[Extracted data entries]
::::::::
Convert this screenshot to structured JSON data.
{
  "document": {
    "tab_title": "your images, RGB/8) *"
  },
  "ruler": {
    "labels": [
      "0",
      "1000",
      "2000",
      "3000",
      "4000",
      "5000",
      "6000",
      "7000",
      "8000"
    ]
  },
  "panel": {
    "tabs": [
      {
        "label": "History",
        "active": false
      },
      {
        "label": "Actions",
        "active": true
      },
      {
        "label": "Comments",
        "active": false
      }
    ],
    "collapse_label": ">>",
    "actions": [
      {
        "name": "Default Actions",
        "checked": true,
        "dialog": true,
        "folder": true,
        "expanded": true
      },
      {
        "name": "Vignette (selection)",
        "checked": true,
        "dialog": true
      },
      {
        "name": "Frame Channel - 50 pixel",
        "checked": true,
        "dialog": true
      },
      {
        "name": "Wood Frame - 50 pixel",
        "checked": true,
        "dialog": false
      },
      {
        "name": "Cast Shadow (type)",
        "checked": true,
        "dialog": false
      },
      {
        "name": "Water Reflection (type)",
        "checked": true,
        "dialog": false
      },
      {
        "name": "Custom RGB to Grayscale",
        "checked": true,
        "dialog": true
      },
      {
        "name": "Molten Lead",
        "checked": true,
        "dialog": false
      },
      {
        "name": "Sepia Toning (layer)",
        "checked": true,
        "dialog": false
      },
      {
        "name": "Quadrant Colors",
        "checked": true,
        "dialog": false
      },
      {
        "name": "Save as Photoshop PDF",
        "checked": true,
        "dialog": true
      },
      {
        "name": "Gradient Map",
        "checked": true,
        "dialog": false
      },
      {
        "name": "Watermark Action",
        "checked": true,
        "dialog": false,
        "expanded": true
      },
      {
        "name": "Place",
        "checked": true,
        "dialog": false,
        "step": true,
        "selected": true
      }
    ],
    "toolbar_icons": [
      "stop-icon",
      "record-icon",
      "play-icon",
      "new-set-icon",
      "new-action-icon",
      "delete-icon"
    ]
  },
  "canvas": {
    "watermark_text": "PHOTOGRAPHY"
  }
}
::::::::
WHAT YOU ARE ASKED TO DO => All lines that include "Frame" are to be gathered and copied.

THE RESPONSE =>
        "name": "Frame Channel - 50 pixel",
        "name": "Wood Frame - 50 pixel",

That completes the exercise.